Stated problem ▸ Write out all the material exactly. Leave nothing out.

Data supplied ▸
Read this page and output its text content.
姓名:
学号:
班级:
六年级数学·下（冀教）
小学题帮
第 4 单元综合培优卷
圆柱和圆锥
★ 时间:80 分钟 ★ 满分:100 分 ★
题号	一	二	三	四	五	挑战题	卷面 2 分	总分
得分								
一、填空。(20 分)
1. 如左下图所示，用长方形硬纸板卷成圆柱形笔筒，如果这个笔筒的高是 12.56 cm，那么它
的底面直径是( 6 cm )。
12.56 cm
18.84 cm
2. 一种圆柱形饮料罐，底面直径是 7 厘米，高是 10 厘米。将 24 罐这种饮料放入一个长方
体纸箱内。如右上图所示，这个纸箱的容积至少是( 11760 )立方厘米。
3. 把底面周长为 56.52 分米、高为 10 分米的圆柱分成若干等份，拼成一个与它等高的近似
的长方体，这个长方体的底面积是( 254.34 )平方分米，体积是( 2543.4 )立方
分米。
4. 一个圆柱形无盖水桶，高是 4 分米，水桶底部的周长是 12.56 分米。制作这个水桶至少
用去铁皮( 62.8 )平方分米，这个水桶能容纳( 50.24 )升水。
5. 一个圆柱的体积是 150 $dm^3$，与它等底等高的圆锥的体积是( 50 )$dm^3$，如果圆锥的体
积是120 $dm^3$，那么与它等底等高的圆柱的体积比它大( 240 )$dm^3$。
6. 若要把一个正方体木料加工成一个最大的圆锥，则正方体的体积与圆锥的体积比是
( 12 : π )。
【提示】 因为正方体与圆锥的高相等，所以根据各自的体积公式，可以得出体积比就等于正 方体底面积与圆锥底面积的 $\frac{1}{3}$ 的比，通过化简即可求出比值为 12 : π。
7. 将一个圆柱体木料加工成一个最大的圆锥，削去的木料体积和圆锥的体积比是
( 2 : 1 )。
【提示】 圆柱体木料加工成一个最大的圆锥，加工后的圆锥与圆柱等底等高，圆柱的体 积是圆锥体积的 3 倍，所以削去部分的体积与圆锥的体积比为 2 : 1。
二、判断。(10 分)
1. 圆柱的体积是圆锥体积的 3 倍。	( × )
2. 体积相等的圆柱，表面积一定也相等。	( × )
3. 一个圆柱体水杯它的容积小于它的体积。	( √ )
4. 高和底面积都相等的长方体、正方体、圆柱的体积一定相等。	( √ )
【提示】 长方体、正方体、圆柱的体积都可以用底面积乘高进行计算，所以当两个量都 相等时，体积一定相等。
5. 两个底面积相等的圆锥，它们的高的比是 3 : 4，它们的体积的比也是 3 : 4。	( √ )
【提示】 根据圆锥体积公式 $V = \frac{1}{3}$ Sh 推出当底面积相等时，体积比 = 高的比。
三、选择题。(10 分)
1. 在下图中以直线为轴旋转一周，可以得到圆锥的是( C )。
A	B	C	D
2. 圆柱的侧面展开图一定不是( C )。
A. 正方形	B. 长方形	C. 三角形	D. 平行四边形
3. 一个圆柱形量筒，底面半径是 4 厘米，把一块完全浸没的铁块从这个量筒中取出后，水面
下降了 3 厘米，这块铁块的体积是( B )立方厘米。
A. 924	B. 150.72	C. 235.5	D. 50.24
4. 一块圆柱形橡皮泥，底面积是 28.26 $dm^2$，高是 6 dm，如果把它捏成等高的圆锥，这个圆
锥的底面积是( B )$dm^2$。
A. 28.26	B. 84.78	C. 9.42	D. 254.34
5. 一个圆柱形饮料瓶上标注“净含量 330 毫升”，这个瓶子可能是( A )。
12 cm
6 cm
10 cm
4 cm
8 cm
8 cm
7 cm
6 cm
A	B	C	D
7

Exercise result ▸
Read this page and output its text content.
姓名:
学号:
班级:
六年级数学·下（冀教）
小学题帮
第 4 单元综合培优卷
圆柱和圆锥
★ 时间:80 分钟 ★ 满分:100 分 ★
题号	一	二	三	四	五	挑战题	卷面 2 分	总分
得分								
一、填空。(20 分)
1. 如左下图所示，用长方形硬纸板卷成圆柱形笔筒，如果这个笔筒的高是 12.56 cm，那么它
的底面直径是( 6 cm )。
12.56 cm
18.84 cm
2. 一种圆柱形饮料罐，底面直径是 7 厘米，高是 10 厘米。将 24 罐这种饮料放入一个长方
体纸箱内。如右上图所示，这个纸箱的容积至少是( 11760 )立方厘米。
3. 把底面周长为 56.52 分米、高为 10 分米的圆柱分成若干等份，拼成一个与它等高的近似
的长方体，这个长方体的底面积是( 254.34 )平方分米，体积是( 2543.4 )立方
分米。
4. 一个圆柱形无盖水桶，高是 4 分米，水桶底部的周长是 12.56 分米。制作这个水桶至少
用去铁皮( 62.8 )平方分米，这个水桶能容纳( 50.24 )升水。
5. 一个圆柱的体积是 150 $dm^3$，与它等底等高的圆锥的体积是( 50 )$dm^3$，如果圆锥的体
积是120 $dm^3$，那么与它等底等高的圆柱的体积比它大( 240 )$dm^3$。
6. 若要把一个正方体木料加工成一个最大的圆锥，则正方体的体积与圆锥的体积比是
( 12 : π )。
【提示】 因为正方体与圆锥的高相等，所以根据各自的体积公式，可以得出体积比就等于正 方体底面积与圆锥底面积的 $\frac{1}{3}$ 的比，通过化简即可求出比值为 12 : π。
7. 将一个圆柱体木料加工成一个最大的圆锥，削去的木料体积和圆锥的体积比是
( 2 : 1 )。
【提示】 圆柱体木料加工成一个最大的圆锥，加工后的圆锥与圆柱等底等高，圆柱的体 积是圆锥体积的 3 倍，所以削去部分的体积与圆锥的体积比为 2 : 1。
二、判断。(10 分)
1. 圆柱的体积是圆锥体积的 3 倍。	( × )
2. 体积相等的圆柱，表面积一定也相等。	( × )
3. 一个圆柱体水杯它的容积小于它的体积。	( √ )
4. 高和底面积都相等的长方体、正方体、圆柱的体积一定相等。	( √ )
【提示】 长方体、正方体、圆柱的体积都可以用底面积乘高进行计算，所以当两个量都 相等时，体积一定相等。
5. 两个底面积相等的圆锥，它们的高的比是 3 : 4，它们的体积的比也是 3 : 4。	( √ )
【提示】 根据圆锥体积公式 $V = \frac{1}{3}$ Sh 推出当底面积相等时，体积比 = 高的比。
三、选择题。(10 分)
1. 在下图中以直线为轴旋转一周，可以得到圆锥的是( C )。
A	B	C	D
2. 圆柱的侧面展开图一定不是( C )。
A. 正方形	B. 长方形	C. 三角形	D. 平行四边形
3. 一个圆柱形量筒，底面半径是 4 厘米，把一块完全浸没的铁块从这个量筒中取出后，水面
下降了 3 厘米，这块铁块的体积是( B )立方厘米。
A. 924	B. 150.72	C. 235.5	D. 50.24
4. 一块圆柱形橡皮泥，底面积是 28.26 $dm^2$，高是 6 dm，如果把它捏成等高的圆锥，这个圆
锥的底面积是( B )$dm^2$。
A. 28.26	B. 84.78	C. 9.42	D. 254.34
5. 一个圆柱形饮料瓶上标注“净含量 330 毫升”，这个瓶子可能是( A )。
12 cm
6 cm
10 cm
4 cm
8 cm
8 cm
7 cm
6 cm
A	B	C	D
7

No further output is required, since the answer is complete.